WHAT YOU ARE ASKED TO DO:
Lines before the one containing "What does this" are excluded; retype that line and all remaining lines of the material exactly.

DATASET EXCERPTS:
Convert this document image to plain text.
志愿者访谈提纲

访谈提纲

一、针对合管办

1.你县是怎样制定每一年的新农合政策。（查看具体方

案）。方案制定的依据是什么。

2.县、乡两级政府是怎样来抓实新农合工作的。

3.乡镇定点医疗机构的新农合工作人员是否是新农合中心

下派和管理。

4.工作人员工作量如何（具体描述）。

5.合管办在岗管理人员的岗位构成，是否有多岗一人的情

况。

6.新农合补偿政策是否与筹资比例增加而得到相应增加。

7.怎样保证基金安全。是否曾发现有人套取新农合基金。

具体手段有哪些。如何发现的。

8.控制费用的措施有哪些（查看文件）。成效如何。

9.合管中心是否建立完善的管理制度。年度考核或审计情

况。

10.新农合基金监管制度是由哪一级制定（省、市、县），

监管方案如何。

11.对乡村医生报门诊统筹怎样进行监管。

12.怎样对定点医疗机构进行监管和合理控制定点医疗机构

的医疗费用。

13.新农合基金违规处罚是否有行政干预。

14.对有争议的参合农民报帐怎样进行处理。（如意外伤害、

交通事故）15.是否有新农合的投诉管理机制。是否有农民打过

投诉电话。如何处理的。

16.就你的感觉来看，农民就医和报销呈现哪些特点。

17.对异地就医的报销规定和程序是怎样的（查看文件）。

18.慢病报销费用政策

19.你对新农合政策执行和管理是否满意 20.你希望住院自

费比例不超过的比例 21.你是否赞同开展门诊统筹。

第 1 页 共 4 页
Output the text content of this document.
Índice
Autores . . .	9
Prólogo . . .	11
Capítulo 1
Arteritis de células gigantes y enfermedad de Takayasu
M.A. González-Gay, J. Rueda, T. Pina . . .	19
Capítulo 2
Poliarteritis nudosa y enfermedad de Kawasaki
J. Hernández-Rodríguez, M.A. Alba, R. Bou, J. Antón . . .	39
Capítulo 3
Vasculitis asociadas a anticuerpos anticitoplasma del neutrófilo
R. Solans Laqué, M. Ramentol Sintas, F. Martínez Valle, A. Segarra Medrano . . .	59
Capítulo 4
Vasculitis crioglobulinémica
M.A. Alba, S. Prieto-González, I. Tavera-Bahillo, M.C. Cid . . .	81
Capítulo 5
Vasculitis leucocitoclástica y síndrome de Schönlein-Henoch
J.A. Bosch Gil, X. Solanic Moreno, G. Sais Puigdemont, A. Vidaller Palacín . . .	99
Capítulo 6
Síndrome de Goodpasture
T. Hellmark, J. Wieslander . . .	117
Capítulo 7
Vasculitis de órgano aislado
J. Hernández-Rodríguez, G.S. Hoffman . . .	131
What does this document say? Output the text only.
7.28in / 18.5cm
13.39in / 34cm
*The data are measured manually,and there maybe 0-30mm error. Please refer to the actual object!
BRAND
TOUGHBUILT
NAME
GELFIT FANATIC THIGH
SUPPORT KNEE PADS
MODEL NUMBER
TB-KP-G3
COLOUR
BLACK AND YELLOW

RESULT OF THE EXERCISE:
What does this document say? Output the text only.
7.28in / 18.5cm
13.39in / 34cm
*The data are measured manually,and there maybe 0-30mm error. Please refer to the actual object!
BRAND
TOUGHBUILT
NAME
GELFIT FANATIC THIGH
SUPPORT KNEE PADS
MODEL NUMBER
TB-KP-G3
COLOUR
BLACK AND YELLOW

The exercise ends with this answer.